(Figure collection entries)
# # #

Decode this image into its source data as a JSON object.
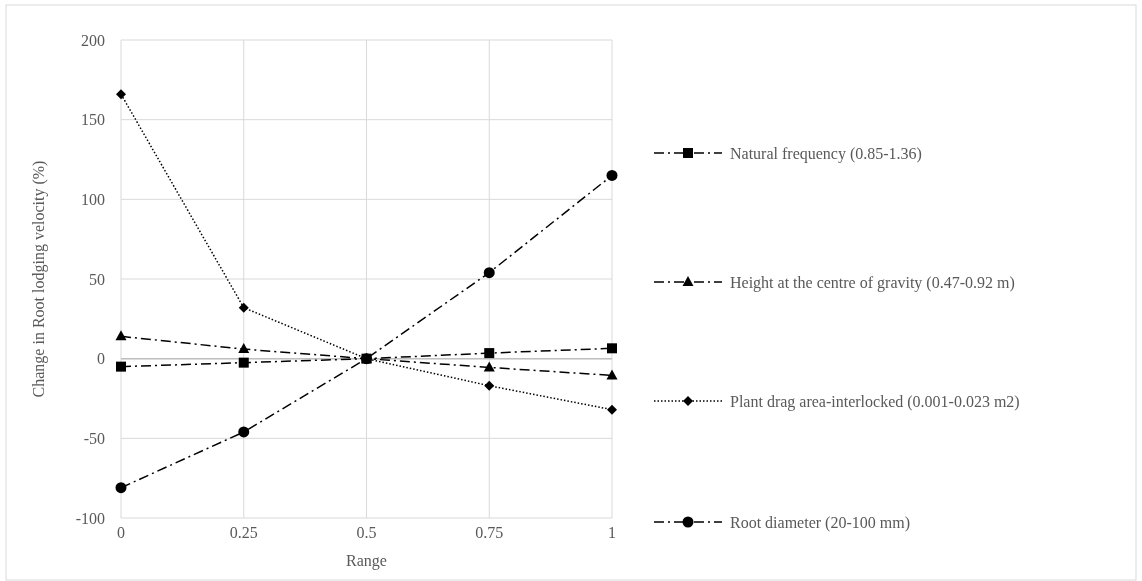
{
  "chart_data": {
    "type": "line",
    "xlabel": "Range",
    "ylabel": "Change in Root lodging velocity (%)",
    "x": [
      0,
      0.25,
      0.5,
      0.75,
      1
    ],
    "xlim": [
      0,
      1
    ],
    "xticks": [
      0,
      0.25,
      0.5,
      0.75,
      1
    ],
    "ylim": [
      -100,
      200
    ],
    "yticks": [
      -100,
      -50,
      0,
      50,
      100,
      150,
      200
    ],
    "grid": true,
    "legend": "right",
    "series": [
      {
        "name": "Natural frequency (0.85-1.36)",
        "color": "#000000",
        "marker": "square",
        "line_style": "dashed",
        "values": [
          -5,
          -2.5,
          0,
          3.5,
          6.5
        ]
      },
      {
        "name": "Height at the centre of gravity (0.47-0.92 m)",
        "color": "#000000",
        "marker": "triangle",
        "line_style": "dashed",
        "values": [
          14,
          6,
          0,
          -5.5,
          -10.5
        ]
      },
      {
        "name": "Plant drag area-interlocked (0.001-0.023 m2)",
        "color": "#000000",
        "marker": "diamond",
        "line_style": "dotted",
        "values": [
          166,
          32,
          0,
          -17,
          -32
        ]
      },
      {
        "name": "Root diameter (20-100 mm)",
        "color": "#000000",
        "marker": "circle",
        "line_style": "dashed",
        "values": [
          -81,
          -46,
          0,
          54,
          115
        ]
      }
    ]
  }
}
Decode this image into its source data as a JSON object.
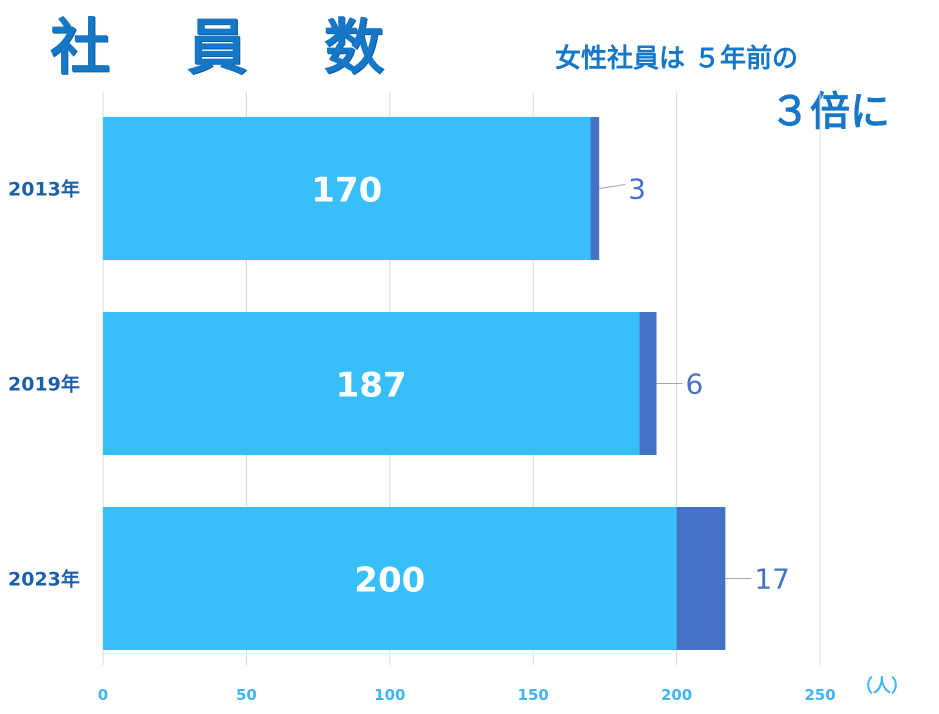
{
  "header": {
    "title": "社 員 数",
    "subtitle_line1": "女性社員は ５年前の",
    "subtitle_line2": "３倍に"
  },
  "unit_label": "（人）",
  "colors": {
    "total_bar": "#38bffa",
    "female_bar": "#4472c4",
    "title": "#1677c7",
    "axis_text": "#3fb6f0",
    "category_text": "#1f5fa8",
    "female_label": "#4472c4",
    "grid": "#d9d9d9"
  },
  "chart_data": {
    "type": "bar",
    "orientation": "horizontal",
    "stacked": true,
    "categories": [
      "2013年",
      "2019年",
      "2023年"
    ],
    "series": [
      {
        "values": [
          170,
          187,
          200
        ]
      },
      {
        "values": [
          3,
          6,
          17
        ]
      }
    ],
    "xlim": [
      0,
      250
    ],
    "x_ticks": [
      0,
      50,
      100,
      150,
      200,
      250
    ],
    "grid": true,
    "legend": "none"
  }
}
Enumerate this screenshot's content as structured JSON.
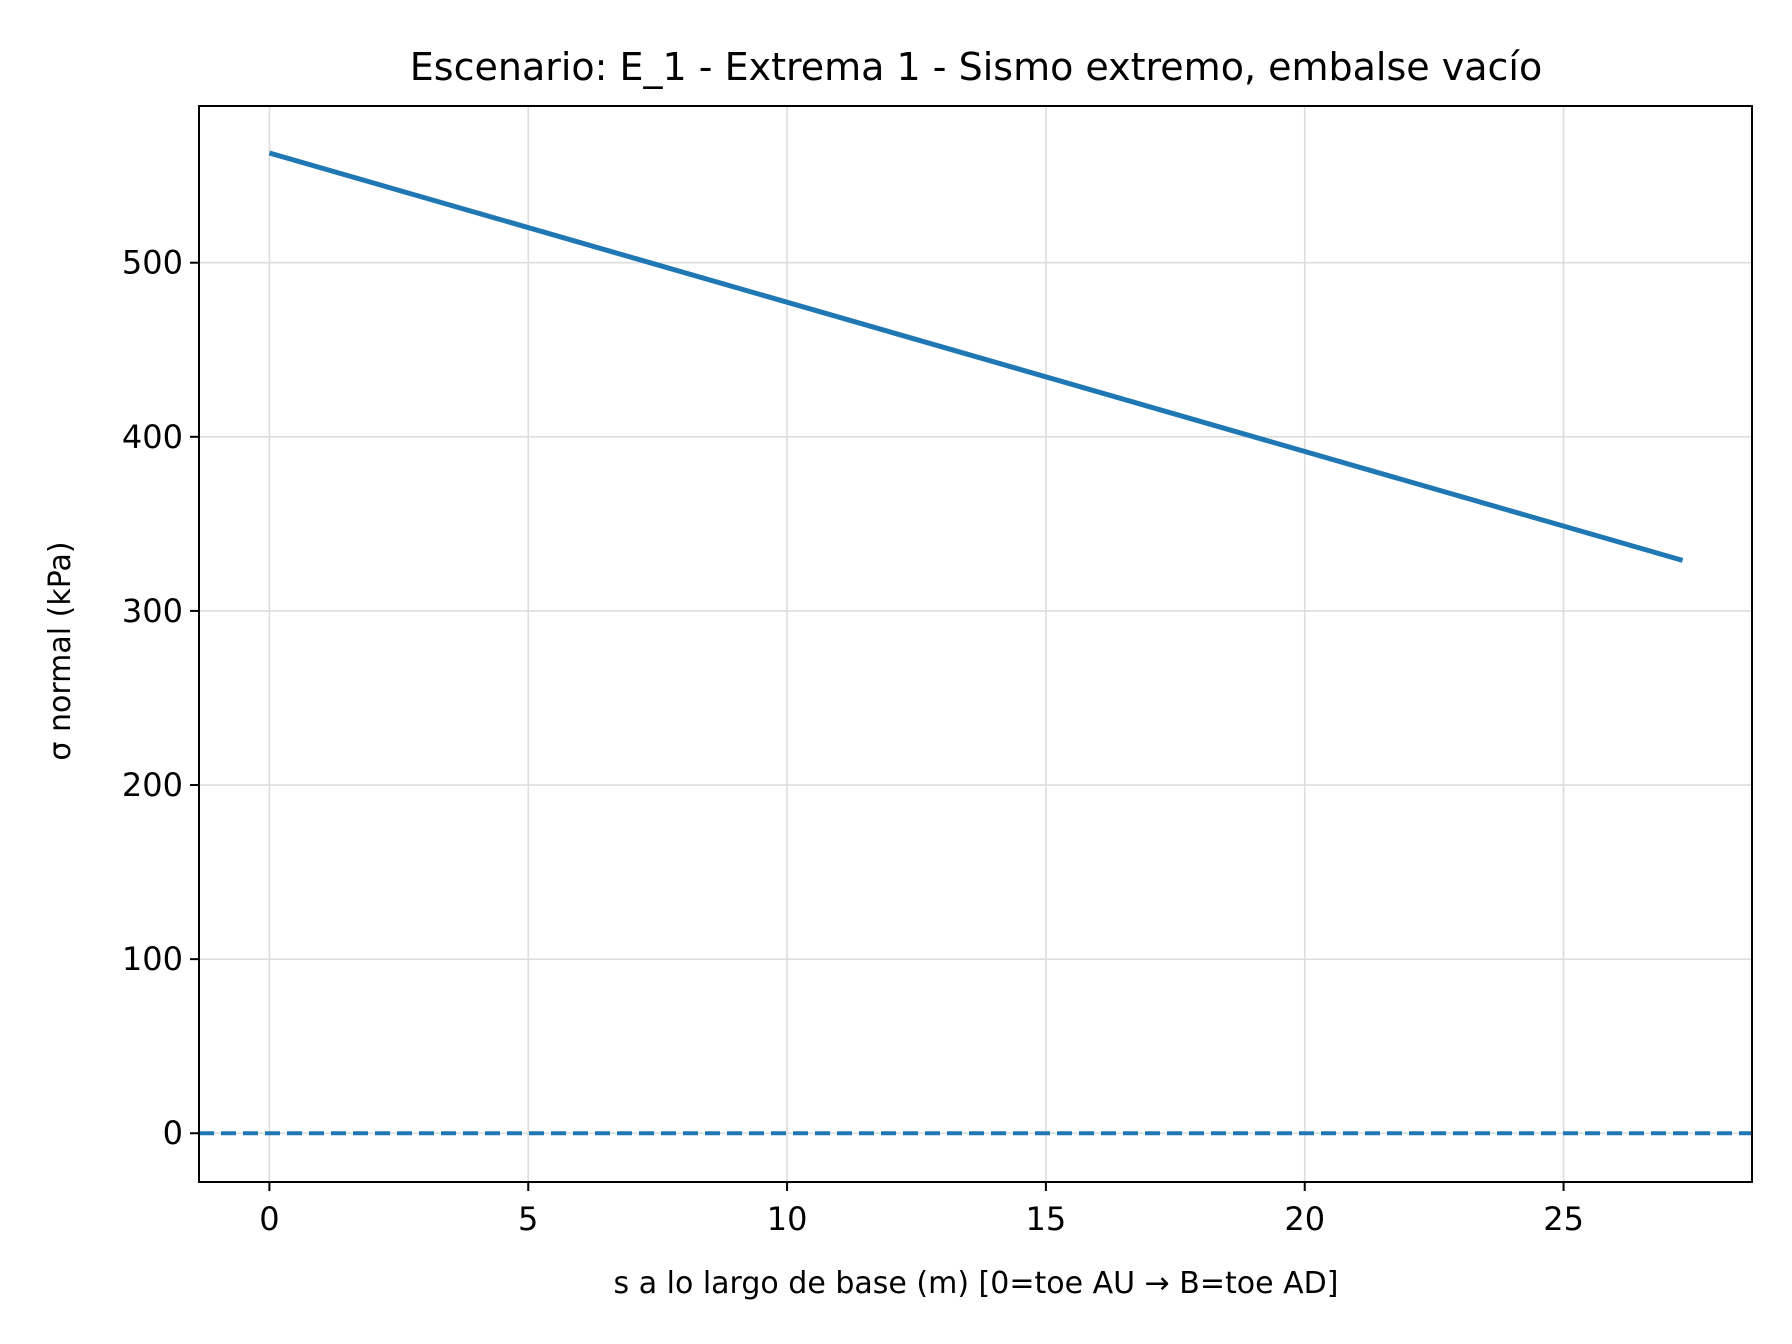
{
  "chart_data": {
    "type": "line",
    "title": "Escenario: E_1 - Extrema 1 - Sismo extremo, embalse vacío",
    "xlabel": "s a lo largo de base (m)  [0=toe AU → B=toe AD]",
    "ylabel": "σ normal (kPa)",
    "xlim": [
      -1.36,
      28.64
    ],
    "ylim": [
      -28,
      590
    ],
    "xticks": [
      0,
      5,
      10,
      15,
      20,
      25
    ],
    "yticks": [
      0,
      100,
      200,
      300,
      400,
      500
    ],
    "xtick_labels": [
      "0",
      "5",
      "10",
      "15",
      "20",
      "25"
    ],
    "ytick_labels": [
      "0",
      "100",
      "200",
      "300",
      "400",
      "500"
    ],
    "grid": true,
    "series": [
      {
        "x": [
          0,
          27.3
        ],
        "y": [
          563,
          329
        ],
        "style": "solid",
        "color": "#1f77b4"
      }
    ],
    "reference_lines": [
      {
        "y": 0,
        "style": "dashed",
        "color": "#1f77b4"
      }
    ]
  }
}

# # #

▶ [Task requirements]:
Your copy should consist only of the lines from the line holding "Enumerate this screenshot's" through the final line of the listing above, both included, with all pictures omitted.

▶ [Written solution]:
Enumerate this screenshot's content as structured JSON.
{
  "chart_data": {
    "type": "line",
    "title": "Escenario: E_1 - Extrema 1 - Sismo extremo, embalse vacío",
    "xlabel": "s a lo largo de base (m)  [0=toe AU → B=toe AD]",
    "ylabel": "σ normal (kPa)",
    "xlim": [
      -1.36,
      28.64
    ],
    "ylim": [
      -28,
      590
    ],
    "xticks": [
      0,
      5,
      10,
      15,
      20,
      25
    ],
    "yticks": [
      0,
      100,
      200,
      300,
      400,
      500
    ],
    "xtick_labels": [
      "0",
      "5",
      "10",
      "15",
      "20",
      "25"
    ],
    "ytick_labels": [
      "0",
      "100",
      "200",
      "300",
      "400",
      "500"
    ],
    "grid": true,
    "series": [
      {
        "x": [
          0,
          27.3
        ],
        "y": [
          563,
          329
        ],
        "style": "solid",
        "color": "#1f77b4"
      }
    ],
    "reference_lines": [
      {
        "y": 0,
        "style": "dashed",
        "color": "#1f77b4"
      }
    ]
  }
}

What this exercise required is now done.